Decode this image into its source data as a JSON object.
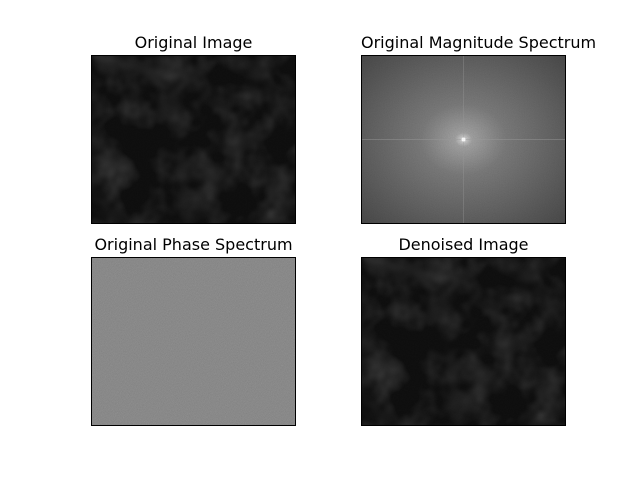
{
  "figure": {
    "panels": [
      {
        "title": "Original Image"
      },
      {
        "title": "Original Magnitude Spectrum"
      },
      {
        "title": "Original Phase Spectrum"
      },
      {
        "title": "Denoised Image"
      }
    ]
  },
  "colors": {
    "background": "#ffffff",
    "frame": "#000000",
    "image_dark": "#101010",
    "spectrum_edge": "#4a4a4a",
    "spectrum_mid": "#7a7a7a",
    "spectrum_center": "#d8d8d8",
    "phase_gray": "#808080"
  }
}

◇ ◇ ◇ ◇ ◇

* [Task description]: Pictures don't belong in the copy. Transcribe every record exactly as it appears.

* [Task result]:
Decode this image into its source data as a JSON object.
{
  "figure": {
    "panels": [
      {
        "title": "Original Image"
      },
      {
        "title": "Original Magnitude Spectrum"
      },
      {
        "title": "Original Phase Spectrum"
      },
      {
        "title": "Denoised Image"
      }
    ]
  },
  "colors": {
    "background": "#ffffff",
    "frame": "#000000",
    "image_dark": "#101010",
    "spectrum_edge": "#4a4a4a",
    "spectrum_mid": "#7a7a7a",
    "spectrum_center": "#d8d8d8",
    "phase_gray": "#808080"
  }
}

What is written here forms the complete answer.